***** Input data *****

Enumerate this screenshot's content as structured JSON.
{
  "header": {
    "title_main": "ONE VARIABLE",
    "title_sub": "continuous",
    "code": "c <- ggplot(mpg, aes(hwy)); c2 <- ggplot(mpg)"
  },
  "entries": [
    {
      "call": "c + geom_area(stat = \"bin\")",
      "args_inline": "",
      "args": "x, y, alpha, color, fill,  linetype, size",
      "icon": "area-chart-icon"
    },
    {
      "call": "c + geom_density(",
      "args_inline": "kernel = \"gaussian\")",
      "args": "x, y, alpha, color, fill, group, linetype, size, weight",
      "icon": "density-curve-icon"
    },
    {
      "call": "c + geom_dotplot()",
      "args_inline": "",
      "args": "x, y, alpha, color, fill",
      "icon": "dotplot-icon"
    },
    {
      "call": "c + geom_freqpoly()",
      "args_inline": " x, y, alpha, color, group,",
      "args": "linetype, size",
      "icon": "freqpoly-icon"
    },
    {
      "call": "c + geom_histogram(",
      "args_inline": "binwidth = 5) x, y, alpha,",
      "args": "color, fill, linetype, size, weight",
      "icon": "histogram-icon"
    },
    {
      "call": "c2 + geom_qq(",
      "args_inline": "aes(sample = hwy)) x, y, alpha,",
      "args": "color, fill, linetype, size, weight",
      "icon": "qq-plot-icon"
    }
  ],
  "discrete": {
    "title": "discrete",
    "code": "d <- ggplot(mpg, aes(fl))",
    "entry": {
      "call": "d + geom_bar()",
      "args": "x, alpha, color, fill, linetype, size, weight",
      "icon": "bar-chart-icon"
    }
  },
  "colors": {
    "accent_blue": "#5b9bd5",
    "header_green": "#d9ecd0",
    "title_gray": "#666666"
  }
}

*****

**Written request**: Give the listing above again, word for word.

**Answer**:
Enumerate this screenshot's content as structured JSON.
{
  "header": {
    "title_main": "ONE VARIABLE",
    "title_sub": "continuous",
    "code": "c <- ggplot(mpg, aes(hwy)); c2 <- ggplot(mpg)"
  },
  "entries": [
    {
      "call": "c + geom_area(stat = \"bin\")",
      "args_inline": "",
      "args": "x, y, alpha, color, fill,  linetype, size",
      "icon": "area-chart-icon"
    },
    {
      "call": "c + geom_density(",
      "args_inline": "kernel = \"gaussian\")",
      "args": "x, y, alpha, color, fill, group, linetype, size, weight",
      "icon": "density-curve-icon"
    },
    {
      "call": "c + geom_dotplot()",
      "args_inline": "",
      "args": "x, y, alpha, color, fill",
      "icon": "dotplot-icon"
    },
    {
      "call": "c + geom_freqpoly()",
      "args_inline": " x, y, alpha, color, group,",
      "args": "linetype, size",
      "icon": "freqpoly-icon"
    },
    {
      "call": "c + geom_histogram(",
      "args_inline": "binwidth = 5) x, y, alpha,",
      "args": "color, fill, linetype, size, weight",
      "icon": "histogram-icon"
    },
    {
      "call": "c2 + geom_qq(",
      "args_inline": "aes(sample = hwy)) x, y, alpha,",
      "args": "color, fill, linetype, size, weight",
      "icon": "qq-plot-icon"
    }
  ],
  "discrete": {
    "title": "discrete",
    "code": "d <- ggplot(mpg, aes(fl))",
    "entry": {
      "call": "d + geom_bar()",
      "args": "x, alpha, color, fill, linetype, size, weight",
      "icon": "bar-chart-icon"
    }
  },
  "colors": {
    "accent_blue": "#5b9bd5",
    "header_green": "#d9ecd0",
    "title_gray": "#666666"
  }
}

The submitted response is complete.